Dataset entries:
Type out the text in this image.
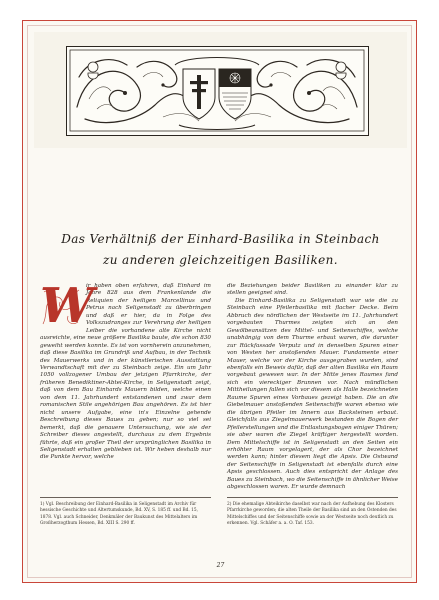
Das Verhältniß der Einhard-Basilika in Steinbach

zu anderen gleichzeitigen Basiliken.

W

ir haben oben erfahren, daß Einhard im Jahre 828 aus dem Frankenlande die Reliquien der heiligen Marcellinus und Petrus nach Seligenstadt zu überbringen und daß er hier, da in Folge des Volkszudranges zur Verehrung der heiligen Leiber die vorhandene alte Kirche nicht ausreichte, eine neue größere Basilika baute, die schon 830 geweiht werden konnte. Es ist von vornherein anzunehmen, daß diese Basilika im Grundriß und Aufbau, in der Technik des Mauerwerks und in der künstlerischen Ausstattung Verwandtschaft mit der zu Steinbach zeige. Ein um Jahr 1050 vollzogener Umbau der jetzigen Pfarrkirche, der früheren Benediktiner-Abtei-Kirche, in Seligenstadt zeigt, daß von dem Bau Einhards Mauern bilden, welche einen von dem 11. Jahrhundert entstandenen und zwar dem romanischen Stile angehörigen Bau angehören. Es ist hier nicht unsere Aufgabe, eine in's Einzelne gehende Beschreibung dieses Baues zu geben; nur so viel sei bemerkt, daß die genauere Untersuchung, wie sie der Schreiber dieses angestellt, durchaus zu dem Ergebnis führte, daß ein großer Theil der ursprünglichen Basilika in Seligenstadt erhalten geblieben ist. Wir heben deshalb nur die Punkte hervor, welche

die Beziehungen beider Basiliken zu einander klar zu stellen geeignet sind.

Die Einhard-Basilika zu Seligenstadt war wie die zu Steinbach eine Pfeilerbasilika mit flacher Decke. Beim Abbruch des nördlichen der Westseite im 11. Jahrhundert vorgebauten Thurmes zeigten sich an den Gewölbeansätzen des Mittel- und Seitenschiffes, welche unabhängig von dem Thurme erbaut waren, die darunter zur Rückfassade Verputz und in denselben Spuren einer von Westen her anstoßenden Mauer. Fundamente einer Mauer, welche vor der Kirche ausgegraben wurden, sind ebenfalls ein Beweis dafür, daß der alten Basilika ein Raum vorgebaut gewesen war. In der Mitte jenes Raumes fand sich ein viereckiger Brunnen vor. Nach mündlichen Mittheilungen fallen sich vor diesem als Halle bezeichneten Raume Spuren eines Vorbaues gezeigt haben. Die an die Giebelmauer anstoßenden Seitenschiffe waren ebenso wie die übrigen Pfeiler im Innern aus Backsteinen erbaut. Gleichfalls aus Ziegelmauerwerk bestanden die Bogen der Pfeilerstellungen und die Entlastungsbogen einiger Thüren; sie aber waren die Ziegel kräftiger hergestellt worden. Dem Mittelschiffe ist in Seligenstadt an den Seiten ein erhöhter Raum vorgelagert, der als Chor bezeichnet werden kann; hinter diesem liegt die Apsis. Die Ostwand der Seitenschiffe in Seligenstadt ist ebenfalls durch eine Apsis geschlossen. Auch dies entspricht der Anlage des Baues zu Steinbach, wo die Seitenschiffe in ähnlicher Weise abgeschlossen waren. Er wurde demnach

1) Vgl. Beschreibung der Einhard-Basilika in Seligenstadt im Archiv für hessische Geschichte und Altertumskunde, Bd. XV, S. 185 ff. und Bd. 15, 1878. Vgl. auch Schneider, Denkmäler der Baukunst des Mittelalters im Großherzogthum Hessen, Bd. XIII S. 290 ff.

2) Die ehemalige Abteikirche daselbst war nach der Aufhebung des Klosters Pfarrkirche geworden; die alten Theile der Basilika sind an den Ostenden des Mittelschiffes und der Seitenschiffe sowie an der Westseite noch deutlich zu erkennen. Vgl. Schäfer a. a. O. Taf. 153.

27
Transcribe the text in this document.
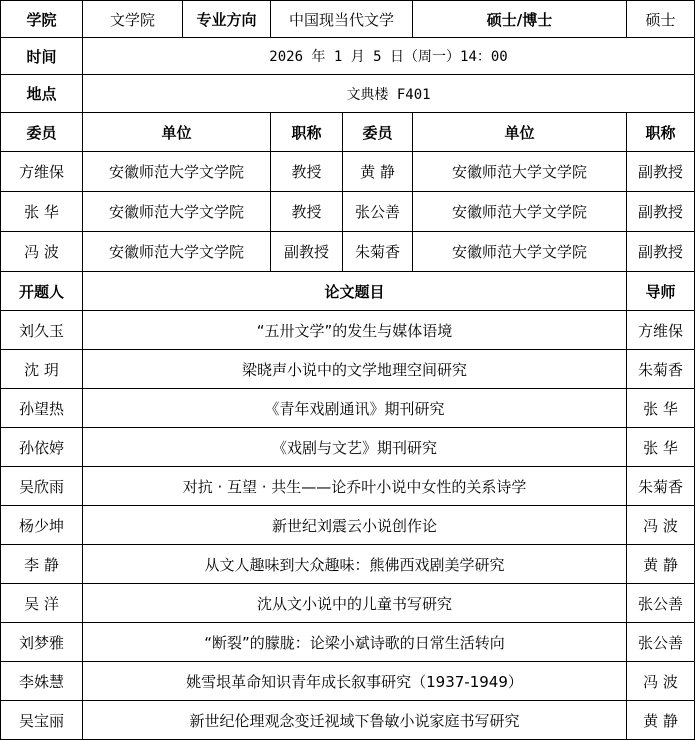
学院	文学院	专业方向	中国现当代文学		硕士/博士	硕士
时间	2026 年 1 月 5 日（周一）14：00					
地点	文典楼 F401					
委员	单位		职称	委员	单位	职称
方维保	安徽师范大学文学院		教授	黄 静	安徽师范大学文学院	副教授
张 华	安徽师范大学文学院		教授	张公善	安徽师范大学文学院	副教授
冯 波	安徽师范大学文学院		副教授	朱菊香	安徽师范大学文学院	副教授
开题人	论文题目					导师
刘久玉	“五卅文学”的发生与媒体语境					方维保
沈 玥	梁晓声小说中的文学地理空间研究					朱菊香
孙望热	《青年戏剧通讯》期刊研究					张 华
孙依婷	《戏剧与文艺》期刊研究					张 华
吴欣雨	对抗 · 互望 · 共生——论乔叶小说中女性的关系诗学					朱菊香
杨少坤	新世纪刘震云小说创作论					冯 波
李 静	从文人趣味到大众趣味：熊佛西戏剧美学研究					黄 静
吴 洋	沈从文小说中的儿童书写研究					张公善
刘梦雅	“断裂”的朦胧：论梁小斌诗歌的日常生活转向					张公善
李姝慧	姚雪垠革命知识青年成长叙事研究（1937-1949）					冯 波
吴宝丽	新世纪伦理观念变迁视域下鲁敏小说家庭书写研究					黄 静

Objective:
What is the number of lines above that hold the string "this"? Answer with that number alone.

The solution:
2